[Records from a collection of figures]
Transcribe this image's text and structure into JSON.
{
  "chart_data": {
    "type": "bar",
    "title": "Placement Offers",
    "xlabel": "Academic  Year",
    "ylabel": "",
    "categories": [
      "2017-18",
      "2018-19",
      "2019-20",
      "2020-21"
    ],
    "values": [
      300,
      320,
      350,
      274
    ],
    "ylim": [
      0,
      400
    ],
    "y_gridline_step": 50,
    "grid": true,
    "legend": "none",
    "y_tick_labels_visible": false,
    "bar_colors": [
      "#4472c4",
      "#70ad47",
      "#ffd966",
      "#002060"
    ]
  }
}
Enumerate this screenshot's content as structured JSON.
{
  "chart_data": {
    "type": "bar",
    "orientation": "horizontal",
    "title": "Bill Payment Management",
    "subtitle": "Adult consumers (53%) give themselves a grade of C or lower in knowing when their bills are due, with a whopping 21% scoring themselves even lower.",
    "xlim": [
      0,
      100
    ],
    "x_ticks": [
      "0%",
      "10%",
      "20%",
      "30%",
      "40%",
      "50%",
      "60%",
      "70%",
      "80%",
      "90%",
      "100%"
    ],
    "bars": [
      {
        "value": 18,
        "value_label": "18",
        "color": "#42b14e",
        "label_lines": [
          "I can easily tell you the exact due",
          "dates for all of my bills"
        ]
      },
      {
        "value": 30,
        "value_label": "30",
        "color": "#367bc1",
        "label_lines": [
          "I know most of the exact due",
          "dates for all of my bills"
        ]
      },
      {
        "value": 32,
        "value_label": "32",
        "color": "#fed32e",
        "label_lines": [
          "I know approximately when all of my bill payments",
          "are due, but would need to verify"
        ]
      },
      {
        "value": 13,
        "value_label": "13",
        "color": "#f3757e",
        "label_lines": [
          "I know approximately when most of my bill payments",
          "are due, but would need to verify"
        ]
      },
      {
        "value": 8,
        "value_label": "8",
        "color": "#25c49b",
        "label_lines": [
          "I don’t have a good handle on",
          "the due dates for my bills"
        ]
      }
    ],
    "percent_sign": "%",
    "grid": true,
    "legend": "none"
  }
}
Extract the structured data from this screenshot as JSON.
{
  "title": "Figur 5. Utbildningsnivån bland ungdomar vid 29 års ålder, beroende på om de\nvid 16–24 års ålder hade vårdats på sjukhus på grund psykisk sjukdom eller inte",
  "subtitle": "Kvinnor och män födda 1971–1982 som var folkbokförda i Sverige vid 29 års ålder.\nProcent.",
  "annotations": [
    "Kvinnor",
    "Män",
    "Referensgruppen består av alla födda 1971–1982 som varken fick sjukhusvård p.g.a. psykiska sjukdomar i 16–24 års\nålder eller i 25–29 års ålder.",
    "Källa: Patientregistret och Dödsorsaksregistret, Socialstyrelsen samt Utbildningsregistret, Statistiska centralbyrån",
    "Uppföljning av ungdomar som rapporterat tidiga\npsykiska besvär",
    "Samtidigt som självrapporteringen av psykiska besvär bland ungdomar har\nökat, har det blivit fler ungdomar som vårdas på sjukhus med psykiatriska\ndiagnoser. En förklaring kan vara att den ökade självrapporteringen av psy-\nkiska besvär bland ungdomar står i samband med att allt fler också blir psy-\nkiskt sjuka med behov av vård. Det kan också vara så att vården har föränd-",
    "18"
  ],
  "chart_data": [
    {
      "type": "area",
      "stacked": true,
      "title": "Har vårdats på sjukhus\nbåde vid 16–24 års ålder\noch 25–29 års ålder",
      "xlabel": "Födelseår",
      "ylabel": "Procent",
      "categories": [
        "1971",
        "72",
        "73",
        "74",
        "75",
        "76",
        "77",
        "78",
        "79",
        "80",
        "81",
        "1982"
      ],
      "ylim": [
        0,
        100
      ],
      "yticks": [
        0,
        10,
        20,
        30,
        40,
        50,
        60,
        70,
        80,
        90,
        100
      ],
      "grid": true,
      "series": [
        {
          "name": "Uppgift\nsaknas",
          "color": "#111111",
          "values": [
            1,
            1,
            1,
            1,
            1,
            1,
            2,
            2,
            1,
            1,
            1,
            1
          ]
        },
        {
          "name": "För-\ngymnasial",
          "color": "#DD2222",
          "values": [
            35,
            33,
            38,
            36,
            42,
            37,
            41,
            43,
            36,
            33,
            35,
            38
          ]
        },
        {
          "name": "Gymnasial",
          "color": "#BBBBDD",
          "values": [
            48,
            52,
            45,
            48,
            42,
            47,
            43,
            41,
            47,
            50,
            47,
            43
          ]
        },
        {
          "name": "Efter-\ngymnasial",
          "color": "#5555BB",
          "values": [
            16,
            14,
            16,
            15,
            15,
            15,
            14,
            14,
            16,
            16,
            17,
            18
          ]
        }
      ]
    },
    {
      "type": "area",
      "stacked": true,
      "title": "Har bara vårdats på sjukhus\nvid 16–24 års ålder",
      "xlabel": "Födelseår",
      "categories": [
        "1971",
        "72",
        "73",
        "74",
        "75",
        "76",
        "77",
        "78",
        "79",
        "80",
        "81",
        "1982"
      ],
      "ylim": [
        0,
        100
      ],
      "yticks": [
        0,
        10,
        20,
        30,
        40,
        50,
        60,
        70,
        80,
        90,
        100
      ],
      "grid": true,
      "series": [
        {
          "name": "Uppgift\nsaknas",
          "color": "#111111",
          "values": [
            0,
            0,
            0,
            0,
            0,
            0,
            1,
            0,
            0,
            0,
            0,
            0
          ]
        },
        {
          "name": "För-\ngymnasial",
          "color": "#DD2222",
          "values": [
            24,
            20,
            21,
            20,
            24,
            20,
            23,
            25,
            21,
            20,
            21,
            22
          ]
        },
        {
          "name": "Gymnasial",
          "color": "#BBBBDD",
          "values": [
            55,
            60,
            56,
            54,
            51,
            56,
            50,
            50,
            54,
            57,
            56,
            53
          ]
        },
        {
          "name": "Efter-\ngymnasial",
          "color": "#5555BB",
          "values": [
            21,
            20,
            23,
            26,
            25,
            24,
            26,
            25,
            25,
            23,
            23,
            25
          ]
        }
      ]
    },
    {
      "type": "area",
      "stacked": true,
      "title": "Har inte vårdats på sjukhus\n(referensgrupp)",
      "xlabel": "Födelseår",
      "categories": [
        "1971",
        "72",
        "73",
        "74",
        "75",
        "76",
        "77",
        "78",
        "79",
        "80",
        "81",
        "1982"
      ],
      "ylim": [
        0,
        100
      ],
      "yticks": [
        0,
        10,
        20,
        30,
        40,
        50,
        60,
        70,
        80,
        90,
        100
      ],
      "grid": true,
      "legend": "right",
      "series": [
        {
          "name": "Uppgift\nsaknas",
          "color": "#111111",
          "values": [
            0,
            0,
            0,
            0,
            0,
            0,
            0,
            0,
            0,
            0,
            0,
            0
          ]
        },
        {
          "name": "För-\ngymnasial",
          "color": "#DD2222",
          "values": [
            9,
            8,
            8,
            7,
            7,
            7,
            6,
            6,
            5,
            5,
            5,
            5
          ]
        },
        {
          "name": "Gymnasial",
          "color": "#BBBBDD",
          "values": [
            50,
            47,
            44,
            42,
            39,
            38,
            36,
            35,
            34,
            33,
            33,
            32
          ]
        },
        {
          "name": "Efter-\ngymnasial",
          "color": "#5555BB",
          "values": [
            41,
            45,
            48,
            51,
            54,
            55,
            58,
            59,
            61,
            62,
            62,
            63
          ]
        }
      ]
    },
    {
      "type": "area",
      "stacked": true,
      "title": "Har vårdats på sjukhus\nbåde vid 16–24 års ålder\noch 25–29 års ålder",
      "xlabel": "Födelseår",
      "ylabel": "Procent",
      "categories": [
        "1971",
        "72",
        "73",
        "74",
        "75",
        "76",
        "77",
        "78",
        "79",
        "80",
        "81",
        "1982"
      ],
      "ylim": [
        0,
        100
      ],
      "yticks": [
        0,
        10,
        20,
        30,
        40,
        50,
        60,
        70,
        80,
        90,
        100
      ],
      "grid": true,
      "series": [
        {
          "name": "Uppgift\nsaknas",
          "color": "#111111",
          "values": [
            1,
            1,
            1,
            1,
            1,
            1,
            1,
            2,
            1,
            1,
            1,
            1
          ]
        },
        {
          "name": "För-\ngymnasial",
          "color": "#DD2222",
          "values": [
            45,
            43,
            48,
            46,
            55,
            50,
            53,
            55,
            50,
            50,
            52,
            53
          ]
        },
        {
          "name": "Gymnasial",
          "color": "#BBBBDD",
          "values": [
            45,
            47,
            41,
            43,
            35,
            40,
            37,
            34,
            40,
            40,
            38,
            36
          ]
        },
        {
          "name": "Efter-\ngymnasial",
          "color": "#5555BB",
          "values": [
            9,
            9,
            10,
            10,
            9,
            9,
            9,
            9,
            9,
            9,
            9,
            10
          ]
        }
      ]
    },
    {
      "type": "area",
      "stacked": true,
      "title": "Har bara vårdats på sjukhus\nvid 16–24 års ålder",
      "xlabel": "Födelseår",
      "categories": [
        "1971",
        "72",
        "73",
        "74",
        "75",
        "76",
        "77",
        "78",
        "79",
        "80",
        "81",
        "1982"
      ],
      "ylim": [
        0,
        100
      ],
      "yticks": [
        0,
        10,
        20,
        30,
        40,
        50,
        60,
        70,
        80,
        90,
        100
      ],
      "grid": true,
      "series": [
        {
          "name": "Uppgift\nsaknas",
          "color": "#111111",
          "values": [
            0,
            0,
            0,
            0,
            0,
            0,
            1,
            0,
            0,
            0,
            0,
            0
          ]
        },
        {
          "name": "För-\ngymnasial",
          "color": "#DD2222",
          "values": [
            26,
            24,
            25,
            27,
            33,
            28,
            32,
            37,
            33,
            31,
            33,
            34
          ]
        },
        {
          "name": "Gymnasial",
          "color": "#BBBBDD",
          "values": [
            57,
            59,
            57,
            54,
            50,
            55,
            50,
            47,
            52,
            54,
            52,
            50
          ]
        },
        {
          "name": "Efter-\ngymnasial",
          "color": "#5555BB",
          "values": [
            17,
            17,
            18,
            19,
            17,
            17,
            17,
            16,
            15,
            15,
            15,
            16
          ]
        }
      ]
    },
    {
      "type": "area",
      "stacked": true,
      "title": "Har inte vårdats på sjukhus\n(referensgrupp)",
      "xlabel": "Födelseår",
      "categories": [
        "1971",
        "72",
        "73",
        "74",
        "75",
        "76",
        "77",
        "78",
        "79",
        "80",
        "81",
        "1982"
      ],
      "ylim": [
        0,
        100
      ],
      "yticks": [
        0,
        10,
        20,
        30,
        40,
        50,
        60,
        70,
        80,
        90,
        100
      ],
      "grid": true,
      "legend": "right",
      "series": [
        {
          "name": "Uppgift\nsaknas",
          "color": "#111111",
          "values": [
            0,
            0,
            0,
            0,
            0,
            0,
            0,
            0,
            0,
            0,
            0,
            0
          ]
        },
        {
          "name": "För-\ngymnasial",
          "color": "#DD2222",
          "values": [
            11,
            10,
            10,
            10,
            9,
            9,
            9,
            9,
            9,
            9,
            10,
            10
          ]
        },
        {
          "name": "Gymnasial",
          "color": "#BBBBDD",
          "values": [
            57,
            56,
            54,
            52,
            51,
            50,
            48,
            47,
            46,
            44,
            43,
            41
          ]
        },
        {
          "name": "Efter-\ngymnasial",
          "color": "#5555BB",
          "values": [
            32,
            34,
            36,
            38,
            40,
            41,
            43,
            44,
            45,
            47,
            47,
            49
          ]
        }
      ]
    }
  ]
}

Exercise goal: Determine how many lines of the records above contain the word "Kvinnor", and report only that number.

Result for this task: 2